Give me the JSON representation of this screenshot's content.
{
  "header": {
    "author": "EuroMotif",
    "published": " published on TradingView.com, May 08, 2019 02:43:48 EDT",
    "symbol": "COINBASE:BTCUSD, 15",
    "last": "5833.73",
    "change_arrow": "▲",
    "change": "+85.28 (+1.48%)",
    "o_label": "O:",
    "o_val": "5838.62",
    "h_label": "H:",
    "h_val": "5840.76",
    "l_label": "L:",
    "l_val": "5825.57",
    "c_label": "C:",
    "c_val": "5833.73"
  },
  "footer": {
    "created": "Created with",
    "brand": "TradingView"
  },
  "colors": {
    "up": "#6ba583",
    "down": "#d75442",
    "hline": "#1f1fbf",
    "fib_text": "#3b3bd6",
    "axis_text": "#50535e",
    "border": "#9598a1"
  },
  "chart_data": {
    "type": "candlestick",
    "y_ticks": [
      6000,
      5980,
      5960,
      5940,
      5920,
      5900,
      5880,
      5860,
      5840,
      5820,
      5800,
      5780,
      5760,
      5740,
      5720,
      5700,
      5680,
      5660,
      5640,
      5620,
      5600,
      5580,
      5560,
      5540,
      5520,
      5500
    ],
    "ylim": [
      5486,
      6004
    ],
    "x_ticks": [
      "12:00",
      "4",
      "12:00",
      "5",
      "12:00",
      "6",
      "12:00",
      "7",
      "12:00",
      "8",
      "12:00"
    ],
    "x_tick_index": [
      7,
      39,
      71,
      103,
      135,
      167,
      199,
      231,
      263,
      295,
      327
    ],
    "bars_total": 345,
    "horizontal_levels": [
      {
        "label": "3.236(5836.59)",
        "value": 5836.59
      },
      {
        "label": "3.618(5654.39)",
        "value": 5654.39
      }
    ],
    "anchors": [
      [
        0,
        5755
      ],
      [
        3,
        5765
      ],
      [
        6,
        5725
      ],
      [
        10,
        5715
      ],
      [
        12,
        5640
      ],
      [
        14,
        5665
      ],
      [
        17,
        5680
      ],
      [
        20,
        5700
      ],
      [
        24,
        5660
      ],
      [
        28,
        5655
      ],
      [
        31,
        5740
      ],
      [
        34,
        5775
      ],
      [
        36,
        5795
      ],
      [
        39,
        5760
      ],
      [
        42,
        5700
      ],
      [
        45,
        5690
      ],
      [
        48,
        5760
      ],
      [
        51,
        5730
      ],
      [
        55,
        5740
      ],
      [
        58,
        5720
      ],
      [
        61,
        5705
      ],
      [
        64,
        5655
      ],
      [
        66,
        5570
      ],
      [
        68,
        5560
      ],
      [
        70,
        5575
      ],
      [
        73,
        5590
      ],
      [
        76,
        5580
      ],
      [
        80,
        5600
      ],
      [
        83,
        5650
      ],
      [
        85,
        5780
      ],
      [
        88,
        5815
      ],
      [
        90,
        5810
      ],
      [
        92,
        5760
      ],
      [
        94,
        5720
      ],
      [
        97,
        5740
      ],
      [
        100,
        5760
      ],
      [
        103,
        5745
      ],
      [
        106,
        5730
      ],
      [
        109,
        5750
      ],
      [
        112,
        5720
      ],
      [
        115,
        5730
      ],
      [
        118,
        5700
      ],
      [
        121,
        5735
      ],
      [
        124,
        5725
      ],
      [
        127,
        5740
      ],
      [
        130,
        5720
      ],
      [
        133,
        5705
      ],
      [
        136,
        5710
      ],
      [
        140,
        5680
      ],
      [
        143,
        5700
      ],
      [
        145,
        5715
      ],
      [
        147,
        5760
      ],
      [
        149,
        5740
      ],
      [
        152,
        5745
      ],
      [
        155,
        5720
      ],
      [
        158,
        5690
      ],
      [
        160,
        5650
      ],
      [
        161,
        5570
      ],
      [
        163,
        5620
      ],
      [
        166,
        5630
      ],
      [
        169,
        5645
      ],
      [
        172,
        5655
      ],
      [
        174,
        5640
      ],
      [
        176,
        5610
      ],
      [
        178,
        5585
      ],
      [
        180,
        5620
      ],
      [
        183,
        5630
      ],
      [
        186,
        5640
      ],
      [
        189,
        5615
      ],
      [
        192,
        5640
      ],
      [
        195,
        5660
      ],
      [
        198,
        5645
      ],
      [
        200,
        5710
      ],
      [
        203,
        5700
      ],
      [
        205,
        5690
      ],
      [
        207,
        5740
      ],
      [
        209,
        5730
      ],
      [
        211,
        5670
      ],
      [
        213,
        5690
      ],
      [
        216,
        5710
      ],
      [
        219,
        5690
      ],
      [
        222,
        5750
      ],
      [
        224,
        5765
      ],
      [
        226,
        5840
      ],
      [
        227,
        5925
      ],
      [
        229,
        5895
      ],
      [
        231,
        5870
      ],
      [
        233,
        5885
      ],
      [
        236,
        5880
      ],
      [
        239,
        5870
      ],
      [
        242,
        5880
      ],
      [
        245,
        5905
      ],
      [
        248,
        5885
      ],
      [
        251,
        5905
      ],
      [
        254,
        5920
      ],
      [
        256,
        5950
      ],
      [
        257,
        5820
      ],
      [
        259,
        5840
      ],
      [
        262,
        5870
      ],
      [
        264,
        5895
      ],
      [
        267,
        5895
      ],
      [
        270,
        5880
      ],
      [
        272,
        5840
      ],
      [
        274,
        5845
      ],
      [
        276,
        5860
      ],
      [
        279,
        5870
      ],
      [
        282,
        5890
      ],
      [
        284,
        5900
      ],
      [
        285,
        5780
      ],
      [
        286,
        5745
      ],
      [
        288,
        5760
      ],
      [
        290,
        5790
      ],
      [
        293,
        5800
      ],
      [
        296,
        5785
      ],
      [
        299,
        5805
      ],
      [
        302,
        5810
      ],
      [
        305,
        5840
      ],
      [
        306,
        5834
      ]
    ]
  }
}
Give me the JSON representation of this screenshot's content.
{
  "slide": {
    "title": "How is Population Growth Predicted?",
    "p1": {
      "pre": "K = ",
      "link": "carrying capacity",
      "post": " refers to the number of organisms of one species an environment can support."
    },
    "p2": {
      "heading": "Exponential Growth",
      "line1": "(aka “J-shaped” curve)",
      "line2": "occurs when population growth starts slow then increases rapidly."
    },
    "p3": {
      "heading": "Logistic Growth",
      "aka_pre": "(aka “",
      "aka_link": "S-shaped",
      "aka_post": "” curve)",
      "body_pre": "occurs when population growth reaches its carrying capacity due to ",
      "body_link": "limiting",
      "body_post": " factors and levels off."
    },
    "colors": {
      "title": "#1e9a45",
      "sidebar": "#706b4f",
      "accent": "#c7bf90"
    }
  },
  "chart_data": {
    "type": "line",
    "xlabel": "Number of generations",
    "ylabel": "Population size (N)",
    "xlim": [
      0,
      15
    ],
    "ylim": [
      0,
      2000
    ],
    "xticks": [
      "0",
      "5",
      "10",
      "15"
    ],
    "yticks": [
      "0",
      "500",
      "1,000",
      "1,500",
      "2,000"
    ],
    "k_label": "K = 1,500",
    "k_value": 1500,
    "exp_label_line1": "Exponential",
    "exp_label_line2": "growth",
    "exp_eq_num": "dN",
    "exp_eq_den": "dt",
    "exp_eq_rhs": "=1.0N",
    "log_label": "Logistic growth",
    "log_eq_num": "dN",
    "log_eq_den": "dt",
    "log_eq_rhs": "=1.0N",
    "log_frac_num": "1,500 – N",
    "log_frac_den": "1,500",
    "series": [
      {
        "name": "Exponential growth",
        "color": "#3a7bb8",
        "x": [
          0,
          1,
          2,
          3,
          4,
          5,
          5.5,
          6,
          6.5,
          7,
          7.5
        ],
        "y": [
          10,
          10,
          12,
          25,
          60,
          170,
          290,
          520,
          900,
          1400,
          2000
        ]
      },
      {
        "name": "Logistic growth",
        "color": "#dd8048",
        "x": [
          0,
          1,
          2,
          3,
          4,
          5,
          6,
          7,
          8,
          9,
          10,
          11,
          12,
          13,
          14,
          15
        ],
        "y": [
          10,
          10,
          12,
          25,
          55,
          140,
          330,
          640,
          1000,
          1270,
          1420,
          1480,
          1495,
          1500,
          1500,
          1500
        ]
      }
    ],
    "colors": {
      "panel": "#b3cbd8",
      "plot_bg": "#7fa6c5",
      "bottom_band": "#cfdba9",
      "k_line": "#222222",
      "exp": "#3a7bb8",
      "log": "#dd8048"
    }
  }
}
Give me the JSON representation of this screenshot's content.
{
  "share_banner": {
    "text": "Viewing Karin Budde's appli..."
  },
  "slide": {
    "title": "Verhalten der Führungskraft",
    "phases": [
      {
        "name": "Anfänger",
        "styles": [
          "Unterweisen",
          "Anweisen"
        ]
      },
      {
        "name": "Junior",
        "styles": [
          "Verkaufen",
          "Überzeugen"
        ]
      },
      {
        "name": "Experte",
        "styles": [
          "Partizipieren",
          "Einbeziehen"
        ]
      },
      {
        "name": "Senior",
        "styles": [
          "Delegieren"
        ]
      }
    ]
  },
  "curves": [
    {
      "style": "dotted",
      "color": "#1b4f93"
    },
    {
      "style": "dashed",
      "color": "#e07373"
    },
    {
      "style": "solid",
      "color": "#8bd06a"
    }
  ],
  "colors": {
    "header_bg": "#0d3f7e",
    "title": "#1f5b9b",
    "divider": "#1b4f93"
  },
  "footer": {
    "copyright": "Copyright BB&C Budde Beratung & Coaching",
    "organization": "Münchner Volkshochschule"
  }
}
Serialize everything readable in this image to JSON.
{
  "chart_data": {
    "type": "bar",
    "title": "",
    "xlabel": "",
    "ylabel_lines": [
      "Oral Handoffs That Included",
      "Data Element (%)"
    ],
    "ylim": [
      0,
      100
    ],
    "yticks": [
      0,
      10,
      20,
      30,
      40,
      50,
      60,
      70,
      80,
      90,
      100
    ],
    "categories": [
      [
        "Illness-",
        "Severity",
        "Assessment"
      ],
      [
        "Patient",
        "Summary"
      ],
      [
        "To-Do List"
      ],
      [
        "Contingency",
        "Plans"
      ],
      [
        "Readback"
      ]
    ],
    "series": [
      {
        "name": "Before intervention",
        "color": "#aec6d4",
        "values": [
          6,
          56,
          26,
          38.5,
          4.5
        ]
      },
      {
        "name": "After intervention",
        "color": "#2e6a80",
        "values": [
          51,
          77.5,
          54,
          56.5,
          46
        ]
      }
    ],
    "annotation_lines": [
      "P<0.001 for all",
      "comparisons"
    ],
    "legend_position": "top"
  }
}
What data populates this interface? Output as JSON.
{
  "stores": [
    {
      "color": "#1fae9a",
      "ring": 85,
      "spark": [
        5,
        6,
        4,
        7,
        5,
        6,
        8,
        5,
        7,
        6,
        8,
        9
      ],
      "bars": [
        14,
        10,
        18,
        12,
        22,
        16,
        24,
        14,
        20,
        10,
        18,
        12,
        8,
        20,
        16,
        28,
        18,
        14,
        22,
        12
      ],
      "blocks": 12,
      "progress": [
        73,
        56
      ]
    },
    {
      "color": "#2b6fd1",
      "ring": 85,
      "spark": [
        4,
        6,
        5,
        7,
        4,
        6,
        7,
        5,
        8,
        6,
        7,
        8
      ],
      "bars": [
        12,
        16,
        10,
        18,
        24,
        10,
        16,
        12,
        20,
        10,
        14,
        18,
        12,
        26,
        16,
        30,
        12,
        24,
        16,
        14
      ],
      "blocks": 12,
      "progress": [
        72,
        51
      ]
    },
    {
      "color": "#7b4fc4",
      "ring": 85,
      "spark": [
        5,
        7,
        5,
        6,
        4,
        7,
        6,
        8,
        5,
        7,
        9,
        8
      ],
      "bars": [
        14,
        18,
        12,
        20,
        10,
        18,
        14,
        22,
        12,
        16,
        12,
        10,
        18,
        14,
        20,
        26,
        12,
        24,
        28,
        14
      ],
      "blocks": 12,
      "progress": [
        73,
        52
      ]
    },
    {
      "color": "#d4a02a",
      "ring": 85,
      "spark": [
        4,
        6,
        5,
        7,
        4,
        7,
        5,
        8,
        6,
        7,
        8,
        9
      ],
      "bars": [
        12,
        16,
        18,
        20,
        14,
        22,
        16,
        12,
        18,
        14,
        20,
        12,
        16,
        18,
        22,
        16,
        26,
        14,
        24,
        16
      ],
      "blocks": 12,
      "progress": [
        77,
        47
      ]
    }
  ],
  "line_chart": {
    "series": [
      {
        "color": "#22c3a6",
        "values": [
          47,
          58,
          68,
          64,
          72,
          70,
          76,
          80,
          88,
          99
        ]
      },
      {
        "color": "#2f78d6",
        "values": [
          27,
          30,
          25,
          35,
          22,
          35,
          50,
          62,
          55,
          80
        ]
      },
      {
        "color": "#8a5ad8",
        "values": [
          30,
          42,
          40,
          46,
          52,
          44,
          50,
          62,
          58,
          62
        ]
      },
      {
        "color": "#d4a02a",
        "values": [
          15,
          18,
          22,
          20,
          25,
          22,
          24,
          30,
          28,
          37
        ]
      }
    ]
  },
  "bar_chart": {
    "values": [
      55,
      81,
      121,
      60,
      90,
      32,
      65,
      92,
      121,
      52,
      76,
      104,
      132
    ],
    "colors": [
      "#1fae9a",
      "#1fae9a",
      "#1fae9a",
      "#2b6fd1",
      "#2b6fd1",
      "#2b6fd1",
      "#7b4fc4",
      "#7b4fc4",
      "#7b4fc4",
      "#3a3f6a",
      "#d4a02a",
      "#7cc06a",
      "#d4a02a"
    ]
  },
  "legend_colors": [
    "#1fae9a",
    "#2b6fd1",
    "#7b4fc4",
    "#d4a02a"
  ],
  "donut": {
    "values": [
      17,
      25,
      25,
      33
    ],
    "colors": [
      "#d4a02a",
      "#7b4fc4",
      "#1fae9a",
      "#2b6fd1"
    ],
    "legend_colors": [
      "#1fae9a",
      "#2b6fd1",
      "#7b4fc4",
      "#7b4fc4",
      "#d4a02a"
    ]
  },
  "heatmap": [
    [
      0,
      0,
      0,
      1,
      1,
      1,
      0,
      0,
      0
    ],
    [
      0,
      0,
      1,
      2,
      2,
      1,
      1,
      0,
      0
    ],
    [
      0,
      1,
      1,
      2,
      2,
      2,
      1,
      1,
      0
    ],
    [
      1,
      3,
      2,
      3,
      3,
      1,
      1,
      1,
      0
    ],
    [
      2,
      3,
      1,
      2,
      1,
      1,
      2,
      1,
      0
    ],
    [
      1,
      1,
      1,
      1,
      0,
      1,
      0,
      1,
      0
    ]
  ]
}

===

#### Work instructions
Search the data above for the string "type" and return every line that has it.

#### Result of this exercise
    "type": "candlestick",
    "type": "line",
    "type": "bar",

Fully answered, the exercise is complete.